# Exercise prompt
Quote the records below in full, exactly as given, with the images taken out.

------------------------------------

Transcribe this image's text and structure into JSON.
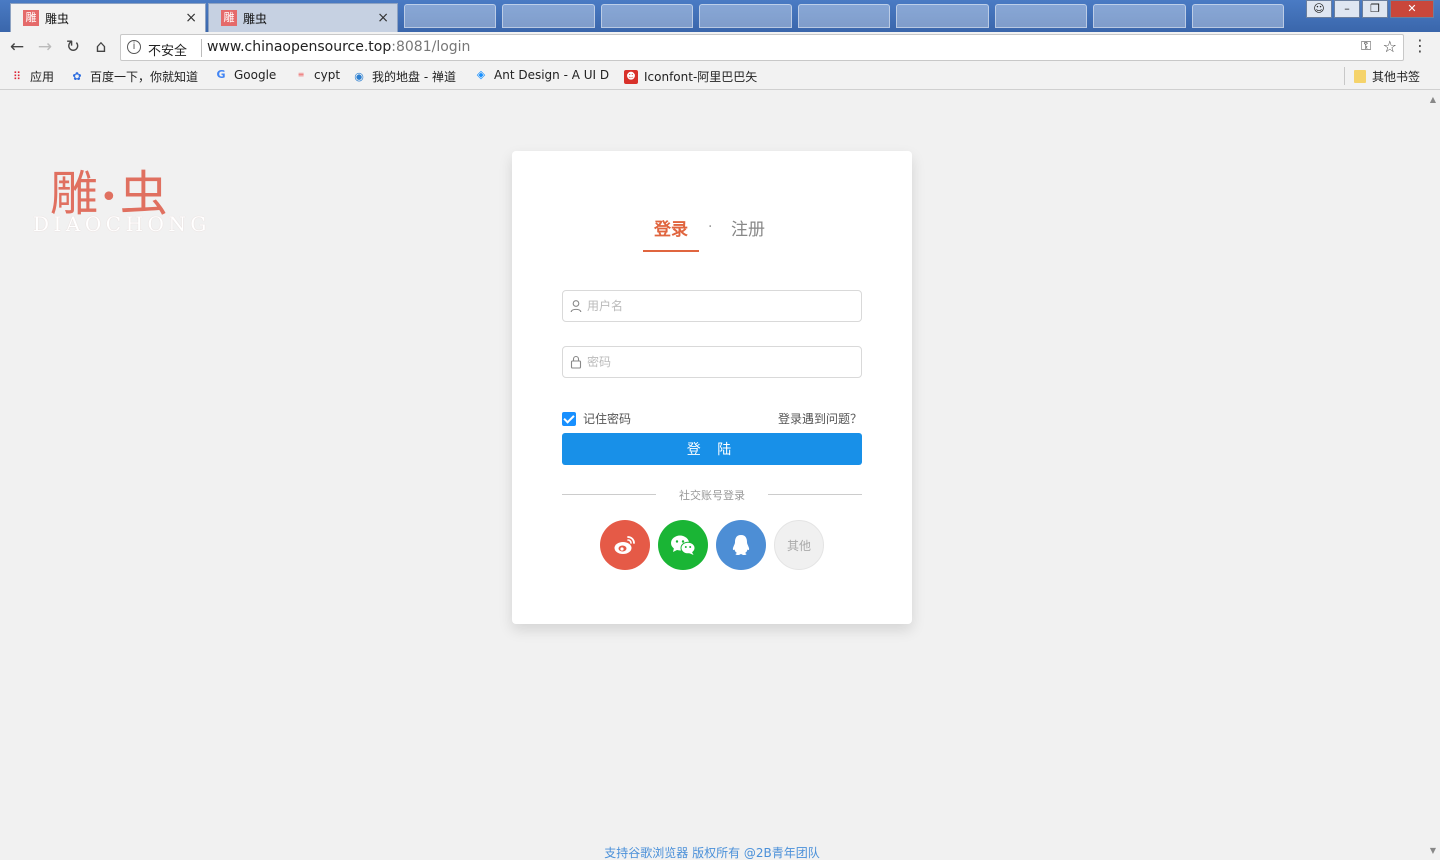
{
  "browser": {
    "tabs": [
      {
        "favicon": "雕",
        "title": "雕虫",
        "close": "×"
      },
      {
        "favicon": "雕",
        "title": "雕虫",
        "close": "×"
      }
    ],
    "window_buttons": {
      "minimize": "–",
      "restore": "❐",
      "close": "✕"
    },
    "nav": {
      "back": "←",
      "forward": "→",
      "reload": "↻",
      "home": "⌂"
    },
    "address": {
      "security": "不安全",
      "host": "www.chinaopensource.top",
      "path": ":8081/login"
    },
    "bookmarks": [
      {
        "icon": "apps-icon",
        "label": "应用"
      },
      {
        "icon": "baidu-icon",
        "label": "百度一下，你就知道"
      },
      {
        "icon": "google-icon",
        "label": "Google"
      },
      {
        "icon": "cypt-icon",
        "label": "cypt"
      },
      {
        "icon": "globe-icon",
        "label": "我的地盘 - 禅道"
      },
      {
        "icon": "ant-design-icon",
        "label": "Ant Design - A UI D"
      },
      {
        "icon": "iconfont-icon",
        "label": "Iconfont-阿里巴巴矢"
      }
    ],
    "other_bookmarks": "其他书签"
  },
  "logo": {
    "cn_left": "雕",
    "dot": "•",
    "cn_right": "虫",
    "en": "DIAOCHONG"
  },
  "auth": {
    "tab_login": "登录",
    "tab_separator": "·",
    "tab_register": "注册",
    "username_placeholder": "用户名",
    "password_placeholder": "密码",
    "remember_label": "记住密码",
    "remember_checked": true,
    "trouble_link": "登录遇到问题？",
    "login_button": "登 陆",
    "social_label": "社交账号登录",
    "social": [
      {
        "name": "weibo",
        "icon": "weibo-icon",
        "color": "#e55a47"
      },
      {
        "name": "wechat",
        "icon": "wechat-icon",
        "color": "#1ab535"
      },
      {
        "name": "qq",
        "icon": "qq-icon",
        "color": "#4d8ed5"
      }
    ],
    "other_label": "其他"
  },
  "footer": "支持谷歌浏览器 版权所有 @2B青年团队",
  "colors": {
    "accent": "#e0653f",
    "primary": "#1890e8",
    "background": "#f1f1f1"
  }
}
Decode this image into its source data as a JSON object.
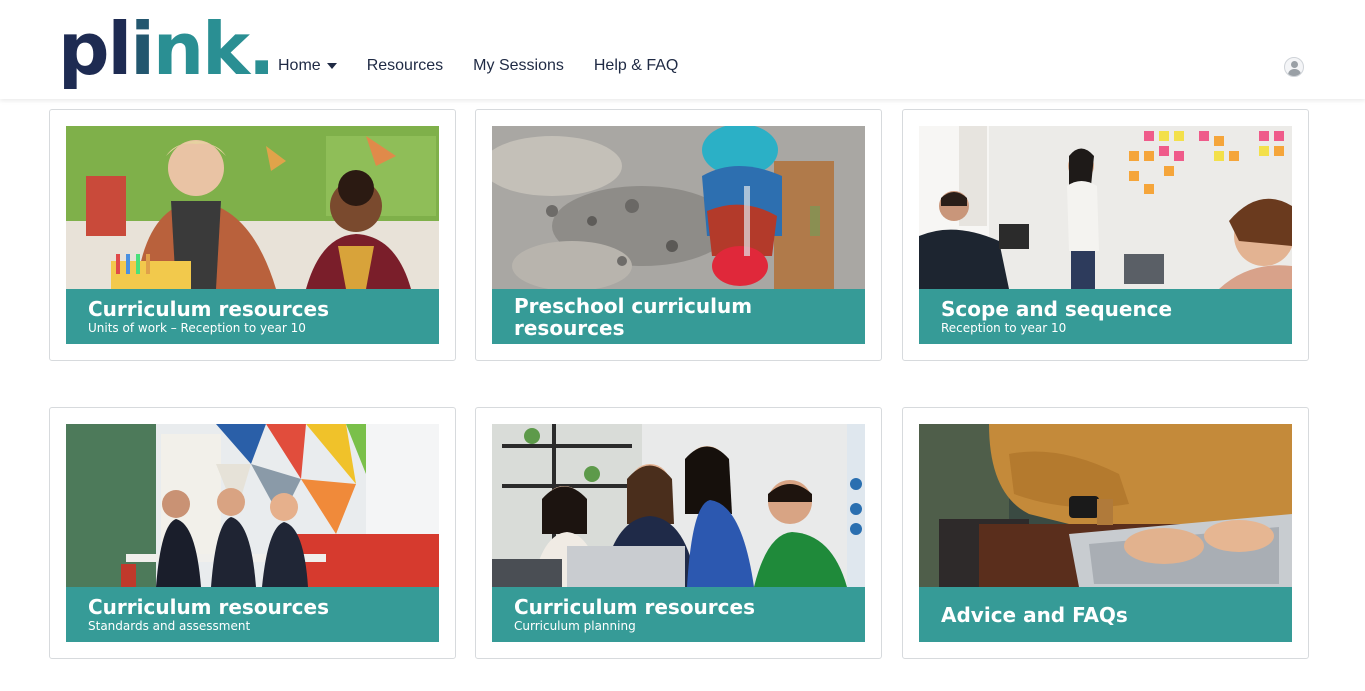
{
  "header": {
    "logo": {
      "p1": "pl",
      "p2": "i",
      "p3": "nk",
      "dot": "."
    },
    "nav": [
      {
        "label": "Home",
        "has_dropdown": true
      },
      {
        "label": "Resources"
      },
      {
        "label": "My Sessions"
      },
      {
        "label": "Help & FAQ"
      }
    ],
    "avatar_icon": "user-avatar-icon"
  },
  "cards": [
    {
      "title": "Curriculum resources",
      "subtitle": "Units of work – Reception to year 10",
      "image": "teacher-and-student-photo"
    },
    {
      "title": "Preschool curriculum resources",
      "subtitle": "",
      "image": "child-playing-in-sand-photo"
    },
    {
      "title": "Scope and sequence",
      "subtitle": "Reception to year 10",
      "image": "office-sticky-notes-photo"
    },
    {
      "title": "Curriculum resources",
      "subtitle": "Standards and assessment",
      "image": "students-studying-photo"
    },
    {
      "title": "Curriculum resources",
      "subtitle": "Curriculum planning",
      "image": "team-around-laptop-photo"
    },
    {
      "title": "Advice and FAQs",
      "subtitle": "",
      "image": "hands-on-laptop-photo"
    }
  ],
  "colors": {
    "banner": "#369b97",
    "logo_dark": "#1e2b52",
    "logo_teal": "#2a8f93"
  }
}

------------------------------------

# Written response
Transcribe this image's text and structure into JSON.
{
  "browser": {
    "tabs": [
      {
        "favicon": "雕",
        "title": "雕虫",
        "close": "×"
      },
      {
        "favicon": "雕",
        "title": "雕虫",
        "close": "×"
      }
    ],
    "window_buttons": {
      "minimize": "–",
      "restore": "❐",
      "close": "✕"
    },
    "nav": {
      "back": "←",
      "forward": "→",
      "reload": "↻",
      "home": "⌂"
    },
    "address": {
      "security": "不安全",
      "host": "www.chinaopensource.top",
      "path": ":8081/login"
    },
    "bookmarks": [
      {
        "icon": "apps-icon",
        "label": "应用"
      },
      {
        "icon": "baidu-icon",
        "label": "百度一下，你就知道"
      },
      {
        "icon": "google-icon",
        "label": "Google"
      },
      {
        "icon": "cypt-icon",
        "label": "cypt"
      },
      {
        "icon": "globe-icon",
        "label": "我的地盘 - 禅道"
      },
      {
        "icon": "ant-design-icon",
        "label": "Ant Design - A UI D"
      },
      {
        "icon": "iconfont-icon",
        "label": "Iconfont-阿里巴巴矢"
      }
    ],
    "other_bookmarks": "其他书签"
  },
  "logo": {
    "cn_left": "雕",
    "dot": "•",
    "cn_right": "虫",
    "en": "DIAOCHONG"
  },
  "auth": {
    "tab_login": "登录",
    "tab_separator": "·",
    "tab_register": "注册",
    "username_placeholder": "用户名",
    "password_placeholder": "密码",
    "remember_label": "记住密码",
    "remember_checked": true,
    "trouble_link": "登录遇到问题？",
    "login_button": "登 陆",
    "social_label": "社交账号登录",
    "social": [
      {
        "name": "weibo",
        "icon": "weibo-icon",
        "color": "#e55a47"
      },
      {
        "name": "wechat",
        "icon": "wechat-icon",
        "color": "#1ab535"
      },
      {
        "name": "qq",
        "icon": "qq-icon",
        "color": "#4d8ed5"
      }
    ],
    "other_label": "其他"
  },
  "footer": "支持谷歌浏览器 版权所有 @2B青年团队",
  "colors": {
    "accent": "#e0653f",
    "primary": "#1890e8",
    "background": "#f1f1f1"
  }
}
Decode this image into its source data as a JSON object.
{
  "header": {
    "logo": {
      "p1": "pl",
      "p2": "i",
      "p3": "nk",
      "dot": "."
    },
    "nav": [
      {
        "label": "Home",
        "has_dropdown": true
      },
      {
        "label": "Resources"
      },
      {
        "label": "My Sessions"
      },
      {
        "label": "Help & FAQ"
      }
    ],
    "avatar_icon": "user-avatar-icon"
  },
  "cards": [
    {
      "title": "Curriculum resources",
      "subtitle": "Units of work – Reception to year 10",
      "image": "teacher-and-student-photo"
    },
    {
      "title": "Preschool curriculum resources",
      "subtitle": "",
      "image": "child-playing-in-sand-photo"
    },
    {
      "title": "Scope and sequence",
      "subtitle": "Reception to year 10",
      "image": "office-sticky-notes-photo"
    },
    {
      "title": "Curriculum resources",
      "subtitle": "Standards and assessment",
      "image": "students-studying-photo"
    },
    {
      "title": "Curriculum resources",
      "subtitle": "Curriculum planning",
      "image": "team-around-laptop-photo"
    },
    {
      "title": "Advice and FAQs",
      "subtitle": "",
      "image": "hands-on-laptop-photo"
    }
  ],
  "colors": {
    "banner": "#369b97",
    "logo_dark": "#1e2b52",
    "logo_teal": "#2a8f93"
  }
}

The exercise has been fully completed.